- **Given instruction**: Scan the lines below; pull out those with "xlabel".

- **Dataset rows about figures**:
● ● ● ● ●

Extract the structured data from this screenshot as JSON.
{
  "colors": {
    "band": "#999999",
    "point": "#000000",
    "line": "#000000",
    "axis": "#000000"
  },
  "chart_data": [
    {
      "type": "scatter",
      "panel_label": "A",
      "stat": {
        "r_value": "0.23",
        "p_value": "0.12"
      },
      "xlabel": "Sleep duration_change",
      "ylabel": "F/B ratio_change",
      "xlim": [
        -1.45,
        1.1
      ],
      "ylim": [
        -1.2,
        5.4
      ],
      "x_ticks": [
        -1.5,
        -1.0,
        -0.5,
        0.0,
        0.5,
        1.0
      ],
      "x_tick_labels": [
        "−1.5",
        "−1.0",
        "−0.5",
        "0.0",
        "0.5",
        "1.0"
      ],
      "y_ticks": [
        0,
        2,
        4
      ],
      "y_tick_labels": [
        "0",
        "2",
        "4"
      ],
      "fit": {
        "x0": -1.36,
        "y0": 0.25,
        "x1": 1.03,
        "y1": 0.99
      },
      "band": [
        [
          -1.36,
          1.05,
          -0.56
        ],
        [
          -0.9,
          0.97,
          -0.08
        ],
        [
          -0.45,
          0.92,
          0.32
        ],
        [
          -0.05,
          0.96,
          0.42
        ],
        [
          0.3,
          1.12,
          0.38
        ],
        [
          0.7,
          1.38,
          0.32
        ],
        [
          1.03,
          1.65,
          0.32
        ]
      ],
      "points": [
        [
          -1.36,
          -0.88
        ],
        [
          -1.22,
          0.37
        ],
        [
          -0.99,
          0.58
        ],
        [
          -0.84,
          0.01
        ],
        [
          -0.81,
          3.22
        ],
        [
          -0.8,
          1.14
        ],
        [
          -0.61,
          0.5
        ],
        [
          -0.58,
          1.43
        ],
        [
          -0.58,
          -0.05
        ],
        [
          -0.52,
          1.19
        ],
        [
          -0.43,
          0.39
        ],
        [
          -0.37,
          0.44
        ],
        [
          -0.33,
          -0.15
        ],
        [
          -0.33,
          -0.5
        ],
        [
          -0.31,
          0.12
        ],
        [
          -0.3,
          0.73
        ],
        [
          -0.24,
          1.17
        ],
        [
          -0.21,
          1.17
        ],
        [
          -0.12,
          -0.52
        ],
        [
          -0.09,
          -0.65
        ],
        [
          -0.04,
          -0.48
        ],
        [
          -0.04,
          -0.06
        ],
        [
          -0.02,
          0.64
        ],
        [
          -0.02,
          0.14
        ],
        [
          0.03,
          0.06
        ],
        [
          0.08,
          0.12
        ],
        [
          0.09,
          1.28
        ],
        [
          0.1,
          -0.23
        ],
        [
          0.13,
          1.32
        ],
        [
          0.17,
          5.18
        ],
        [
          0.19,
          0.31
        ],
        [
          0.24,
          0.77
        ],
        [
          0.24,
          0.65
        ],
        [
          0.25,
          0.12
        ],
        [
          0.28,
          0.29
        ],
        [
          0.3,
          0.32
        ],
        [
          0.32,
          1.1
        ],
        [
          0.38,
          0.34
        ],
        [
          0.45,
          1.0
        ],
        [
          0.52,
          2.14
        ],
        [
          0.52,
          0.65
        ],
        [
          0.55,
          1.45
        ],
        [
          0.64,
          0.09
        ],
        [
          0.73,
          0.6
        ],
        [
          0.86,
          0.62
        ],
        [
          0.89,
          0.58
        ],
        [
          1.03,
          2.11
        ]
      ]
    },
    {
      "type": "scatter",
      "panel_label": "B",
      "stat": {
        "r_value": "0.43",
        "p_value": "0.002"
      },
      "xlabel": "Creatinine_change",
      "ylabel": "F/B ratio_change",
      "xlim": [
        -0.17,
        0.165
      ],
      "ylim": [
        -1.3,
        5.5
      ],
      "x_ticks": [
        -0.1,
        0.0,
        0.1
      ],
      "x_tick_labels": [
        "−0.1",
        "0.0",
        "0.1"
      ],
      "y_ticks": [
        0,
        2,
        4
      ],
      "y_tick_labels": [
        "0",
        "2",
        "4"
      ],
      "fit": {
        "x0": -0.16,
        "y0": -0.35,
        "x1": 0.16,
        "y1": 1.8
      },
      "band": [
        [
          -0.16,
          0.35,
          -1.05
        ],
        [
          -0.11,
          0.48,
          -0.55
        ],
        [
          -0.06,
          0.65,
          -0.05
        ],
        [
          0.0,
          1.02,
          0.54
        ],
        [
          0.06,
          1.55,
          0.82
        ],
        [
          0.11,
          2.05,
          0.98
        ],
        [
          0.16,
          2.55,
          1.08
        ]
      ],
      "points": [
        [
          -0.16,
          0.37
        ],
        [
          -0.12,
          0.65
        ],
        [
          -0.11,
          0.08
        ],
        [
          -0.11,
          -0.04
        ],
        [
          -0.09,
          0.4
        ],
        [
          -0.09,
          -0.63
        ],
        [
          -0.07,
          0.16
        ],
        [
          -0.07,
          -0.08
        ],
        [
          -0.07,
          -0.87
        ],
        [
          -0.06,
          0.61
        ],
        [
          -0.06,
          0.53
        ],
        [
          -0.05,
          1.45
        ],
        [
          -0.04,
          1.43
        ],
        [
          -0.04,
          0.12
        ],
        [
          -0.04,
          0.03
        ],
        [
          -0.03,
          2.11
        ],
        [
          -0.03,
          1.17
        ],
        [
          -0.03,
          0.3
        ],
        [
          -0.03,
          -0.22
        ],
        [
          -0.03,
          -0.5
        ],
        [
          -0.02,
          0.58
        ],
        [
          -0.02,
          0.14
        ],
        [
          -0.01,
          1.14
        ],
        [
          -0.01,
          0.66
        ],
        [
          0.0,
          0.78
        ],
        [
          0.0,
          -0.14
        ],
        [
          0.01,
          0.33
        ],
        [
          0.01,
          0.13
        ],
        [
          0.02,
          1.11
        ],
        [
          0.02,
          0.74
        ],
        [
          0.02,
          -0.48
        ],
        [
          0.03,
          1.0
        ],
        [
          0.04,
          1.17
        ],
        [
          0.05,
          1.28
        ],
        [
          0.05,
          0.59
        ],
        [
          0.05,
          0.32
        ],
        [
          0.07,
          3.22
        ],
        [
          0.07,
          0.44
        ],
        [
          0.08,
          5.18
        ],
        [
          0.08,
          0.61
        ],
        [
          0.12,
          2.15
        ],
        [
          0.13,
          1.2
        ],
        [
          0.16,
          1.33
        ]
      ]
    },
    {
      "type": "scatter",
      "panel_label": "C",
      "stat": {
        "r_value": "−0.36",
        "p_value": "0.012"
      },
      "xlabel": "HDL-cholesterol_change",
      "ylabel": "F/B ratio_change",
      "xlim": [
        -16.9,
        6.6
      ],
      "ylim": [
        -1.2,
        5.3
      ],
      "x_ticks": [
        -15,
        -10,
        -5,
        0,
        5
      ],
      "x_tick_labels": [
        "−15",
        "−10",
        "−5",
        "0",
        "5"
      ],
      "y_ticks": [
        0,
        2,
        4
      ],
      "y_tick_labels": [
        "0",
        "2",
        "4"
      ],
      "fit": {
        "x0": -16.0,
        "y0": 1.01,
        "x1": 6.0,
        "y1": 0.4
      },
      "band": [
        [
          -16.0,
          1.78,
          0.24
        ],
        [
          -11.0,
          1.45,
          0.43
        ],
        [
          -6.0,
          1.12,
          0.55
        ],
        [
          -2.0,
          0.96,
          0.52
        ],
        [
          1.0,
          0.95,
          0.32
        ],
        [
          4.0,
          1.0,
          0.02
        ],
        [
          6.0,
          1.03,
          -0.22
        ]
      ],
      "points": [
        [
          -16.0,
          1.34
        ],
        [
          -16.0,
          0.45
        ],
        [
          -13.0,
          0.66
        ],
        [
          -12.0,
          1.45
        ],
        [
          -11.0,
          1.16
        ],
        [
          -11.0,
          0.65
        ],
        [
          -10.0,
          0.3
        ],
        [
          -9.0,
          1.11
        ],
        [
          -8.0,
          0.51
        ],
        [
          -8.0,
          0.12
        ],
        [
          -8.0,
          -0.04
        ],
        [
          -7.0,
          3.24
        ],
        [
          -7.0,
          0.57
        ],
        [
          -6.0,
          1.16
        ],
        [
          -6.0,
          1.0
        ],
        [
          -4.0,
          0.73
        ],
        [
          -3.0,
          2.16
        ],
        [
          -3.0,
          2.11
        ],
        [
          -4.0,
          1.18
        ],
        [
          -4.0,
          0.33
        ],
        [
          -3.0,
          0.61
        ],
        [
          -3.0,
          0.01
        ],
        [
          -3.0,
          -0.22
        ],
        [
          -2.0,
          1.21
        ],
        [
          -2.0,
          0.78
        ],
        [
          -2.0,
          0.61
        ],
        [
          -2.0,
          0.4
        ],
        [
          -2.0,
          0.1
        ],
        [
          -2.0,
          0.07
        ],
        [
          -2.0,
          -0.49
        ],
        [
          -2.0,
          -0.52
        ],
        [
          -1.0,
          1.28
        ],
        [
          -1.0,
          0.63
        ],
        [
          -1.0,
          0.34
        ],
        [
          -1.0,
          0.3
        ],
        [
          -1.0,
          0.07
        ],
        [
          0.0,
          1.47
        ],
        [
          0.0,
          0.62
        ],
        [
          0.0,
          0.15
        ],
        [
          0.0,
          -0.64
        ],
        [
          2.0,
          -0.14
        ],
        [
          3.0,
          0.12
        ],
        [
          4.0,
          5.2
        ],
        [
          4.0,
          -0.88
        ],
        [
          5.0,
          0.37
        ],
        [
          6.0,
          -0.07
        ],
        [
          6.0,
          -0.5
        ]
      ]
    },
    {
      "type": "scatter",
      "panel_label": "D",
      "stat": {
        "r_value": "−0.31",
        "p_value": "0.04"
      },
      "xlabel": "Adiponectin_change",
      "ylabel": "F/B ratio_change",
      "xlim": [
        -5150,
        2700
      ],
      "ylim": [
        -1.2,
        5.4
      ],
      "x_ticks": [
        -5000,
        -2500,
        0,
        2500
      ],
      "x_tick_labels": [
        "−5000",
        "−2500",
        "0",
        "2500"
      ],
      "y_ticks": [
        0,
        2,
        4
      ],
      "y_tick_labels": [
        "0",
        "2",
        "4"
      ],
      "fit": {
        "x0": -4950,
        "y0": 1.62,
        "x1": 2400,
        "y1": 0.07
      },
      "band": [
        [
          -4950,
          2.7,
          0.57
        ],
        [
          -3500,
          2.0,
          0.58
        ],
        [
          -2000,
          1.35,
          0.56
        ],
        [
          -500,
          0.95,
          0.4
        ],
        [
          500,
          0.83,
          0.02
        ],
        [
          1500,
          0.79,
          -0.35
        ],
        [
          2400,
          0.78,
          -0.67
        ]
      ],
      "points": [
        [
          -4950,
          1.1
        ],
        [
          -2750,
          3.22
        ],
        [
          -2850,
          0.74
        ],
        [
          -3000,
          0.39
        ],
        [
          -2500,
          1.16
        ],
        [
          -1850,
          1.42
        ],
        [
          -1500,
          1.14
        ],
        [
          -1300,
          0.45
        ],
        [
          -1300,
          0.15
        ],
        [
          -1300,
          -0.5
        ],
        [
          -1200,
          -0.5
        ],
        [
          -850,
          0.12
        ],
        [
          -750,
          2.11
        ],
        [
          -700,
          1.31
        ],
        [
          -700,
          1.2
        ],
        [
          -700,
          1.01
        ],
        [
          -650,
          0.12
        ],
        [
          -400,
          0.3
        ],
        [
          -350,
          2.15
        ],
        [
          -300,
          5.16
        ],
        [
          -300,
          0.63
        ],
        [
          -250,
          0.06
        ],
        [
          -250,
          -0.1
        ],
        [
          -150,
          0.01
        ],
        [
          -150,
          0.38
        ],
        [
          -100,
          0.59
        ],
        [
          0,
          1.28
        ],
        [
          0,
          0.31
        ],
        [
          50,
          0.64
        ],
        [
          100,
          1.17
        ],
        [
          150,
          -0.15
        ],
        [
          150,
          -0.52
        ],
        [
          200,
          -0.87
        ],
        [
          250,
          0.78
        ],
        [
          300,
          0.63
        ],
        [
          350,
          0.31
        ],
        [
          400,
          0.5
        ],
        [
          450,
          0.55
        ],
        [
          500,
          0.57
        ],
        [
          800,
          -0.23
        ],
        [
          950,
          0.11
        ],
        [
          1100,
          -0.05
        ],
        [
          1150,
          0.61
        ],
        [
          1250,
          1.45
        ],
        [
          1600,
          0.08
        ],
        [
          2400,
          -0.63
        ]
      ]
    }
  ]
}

● ● ● ● ●

- **Response for this exercise**:
      "xlabel": "Sleep duration_change",
      "xlabel": "Creatinine_change",
      "xlabel": "HDL-cholesterol_change",
      "xlabel": "Adiponectin_change",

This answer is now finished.